[Dataset listings of figures]
::::::::

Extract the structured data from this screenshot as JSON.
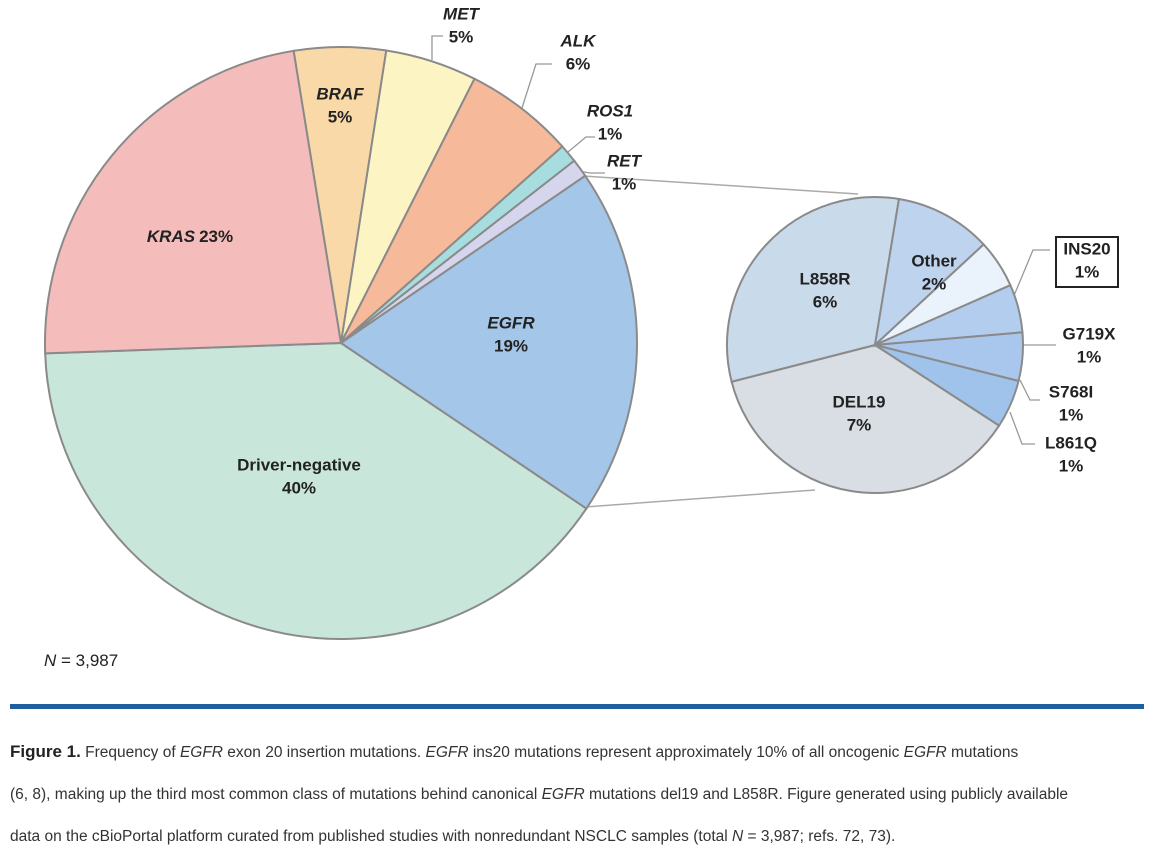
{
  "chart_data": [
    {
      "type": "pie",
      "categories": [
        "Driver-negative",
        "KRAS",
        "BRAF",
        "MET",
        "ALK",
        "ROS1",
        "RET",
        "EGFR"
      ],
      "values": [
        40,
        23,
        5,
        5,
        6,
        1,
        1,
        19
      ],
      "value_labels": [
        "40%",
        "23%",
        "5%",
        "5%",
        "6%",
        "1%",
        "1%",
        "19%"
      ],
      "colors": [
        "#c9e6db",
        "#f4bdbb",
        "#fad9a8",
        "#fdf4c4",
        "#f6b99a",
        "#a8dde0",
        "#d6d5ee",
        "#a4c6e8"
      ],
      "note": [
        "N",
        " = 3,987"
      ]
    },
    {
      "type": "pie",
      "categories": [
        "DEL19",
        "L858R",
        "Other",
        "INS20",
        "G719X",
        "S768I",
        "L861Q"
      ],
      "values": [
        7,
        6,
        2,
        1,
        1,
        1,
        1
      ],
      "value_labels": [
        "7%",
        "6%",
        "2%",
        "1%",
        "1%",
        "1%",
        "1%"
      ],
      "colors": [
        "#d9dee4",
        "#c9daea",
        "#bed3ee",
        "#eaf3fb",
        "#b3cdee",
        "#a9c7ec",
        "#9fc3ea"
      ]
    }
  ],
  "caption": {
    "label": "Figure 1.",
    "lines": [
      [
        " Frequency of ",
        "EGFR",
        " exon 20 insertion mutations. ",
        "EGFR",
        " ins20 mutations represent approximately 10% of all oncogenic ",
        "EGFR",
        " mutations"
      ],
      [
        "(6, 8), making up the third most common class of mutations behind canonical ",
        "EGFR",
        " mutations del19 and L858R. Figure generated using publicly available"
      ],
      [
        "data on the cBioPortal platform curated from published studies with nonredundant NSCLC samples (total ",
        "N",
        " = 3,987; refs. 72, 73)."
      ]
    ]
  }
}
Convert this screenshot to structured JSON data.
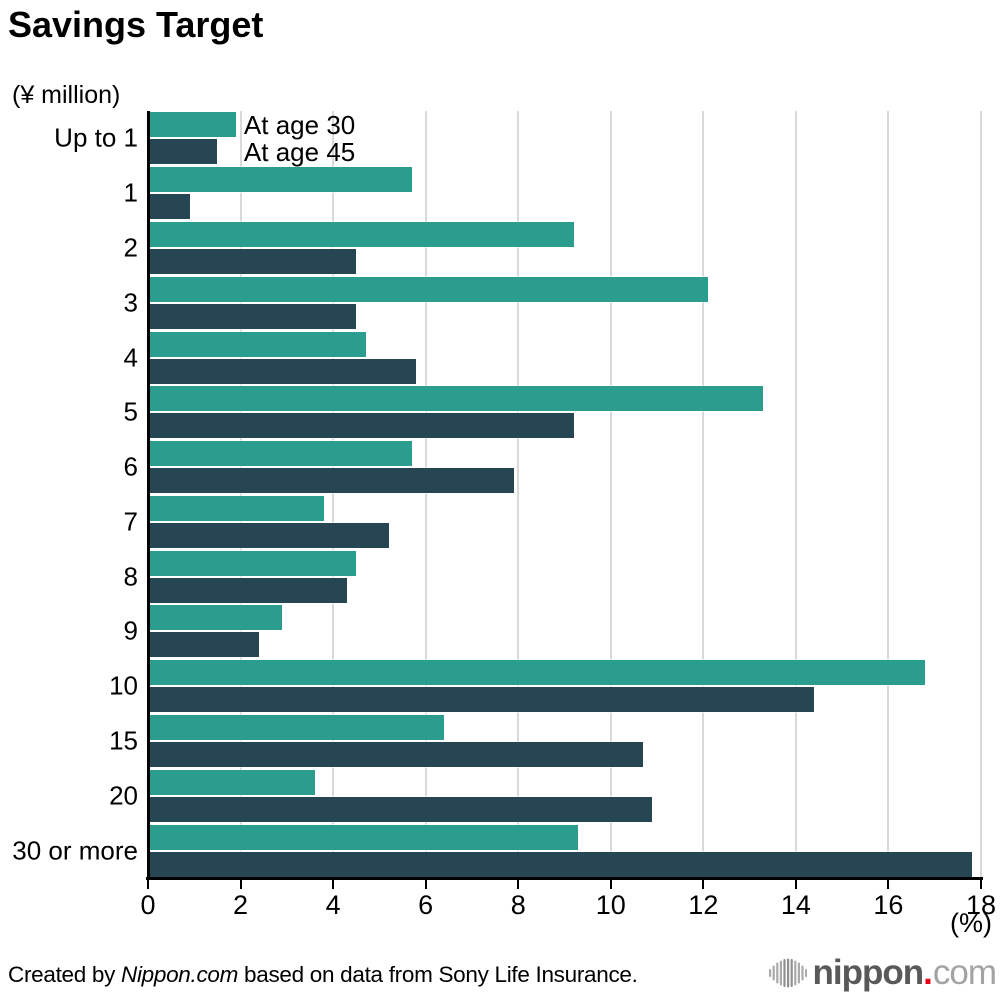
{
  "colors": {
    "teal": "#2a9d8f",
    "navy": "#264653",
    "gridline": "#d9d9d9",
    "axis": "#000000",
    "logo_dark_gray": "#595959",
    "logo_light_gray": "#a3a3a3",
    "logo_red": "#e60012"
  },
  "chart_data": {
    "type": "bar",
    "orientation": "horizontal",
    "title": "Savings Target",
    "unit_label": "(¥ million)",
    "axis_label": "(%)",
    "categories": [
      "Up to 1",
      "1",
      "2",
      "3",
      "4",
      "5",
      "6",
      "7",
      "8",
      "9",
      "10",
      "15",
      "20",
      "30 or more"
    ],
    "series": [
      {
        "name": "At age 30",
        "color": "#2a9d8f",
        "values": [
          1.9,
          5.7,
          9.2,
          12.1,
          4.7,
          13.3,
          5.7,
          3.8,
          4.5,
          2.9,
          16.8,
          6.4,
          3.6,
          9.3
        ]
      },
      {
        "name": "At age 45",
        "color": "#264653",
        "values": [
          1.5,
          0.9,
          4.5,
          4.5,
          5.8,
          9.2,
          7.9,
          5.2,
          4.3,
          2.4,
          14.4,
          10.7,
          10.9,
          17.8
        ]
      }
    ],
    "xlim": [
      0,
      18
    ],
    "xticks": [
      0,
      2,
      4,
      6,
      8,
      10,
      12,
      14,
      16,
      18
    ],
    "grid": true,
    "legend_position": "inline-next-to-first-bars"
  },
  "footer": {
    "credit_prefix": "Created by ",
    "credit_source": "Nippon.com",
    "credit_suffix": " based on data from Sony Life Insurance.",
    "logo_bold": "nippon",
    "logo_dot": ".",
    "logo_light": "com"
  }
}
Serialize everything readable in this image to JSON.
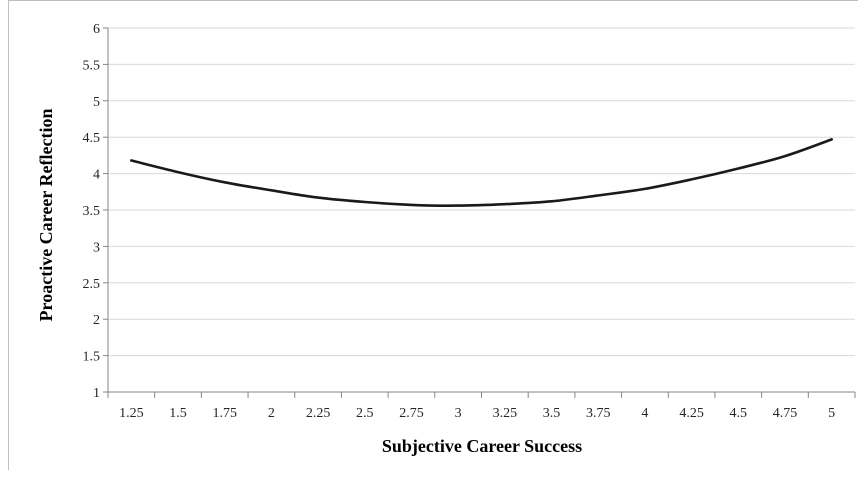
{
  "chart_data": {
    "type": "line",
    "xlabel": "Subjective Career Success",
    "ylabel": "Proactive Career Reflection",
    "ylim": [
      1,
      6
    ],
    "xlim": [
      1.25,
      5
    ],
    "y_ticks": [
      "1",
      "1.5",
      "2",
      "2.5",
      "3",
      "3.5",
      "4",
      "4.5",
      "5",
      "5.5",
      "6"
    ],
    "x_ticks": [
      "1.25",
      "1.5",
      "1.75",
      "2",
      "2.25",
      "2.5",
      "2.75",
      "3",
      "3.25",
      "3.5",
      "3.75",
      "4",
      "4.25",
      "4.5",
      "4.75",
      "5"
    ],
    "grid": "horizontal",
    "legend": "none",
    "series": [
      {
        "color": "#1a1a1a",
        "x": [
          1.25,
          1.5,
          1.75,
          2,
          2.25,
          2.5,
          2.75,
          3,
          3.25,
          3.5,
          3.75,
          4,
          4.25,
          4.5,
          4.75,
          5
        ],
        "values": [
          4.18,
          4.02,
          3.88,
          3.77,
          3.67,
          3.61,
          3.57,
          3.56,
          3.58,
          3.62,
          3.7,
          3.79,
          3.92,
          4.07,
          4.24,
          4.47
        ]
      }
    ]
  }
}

::::::::

Exercise task: Check each line in the listing above for the string "from", then report how many lines contain it, with no other text.

Response to the exercise: 3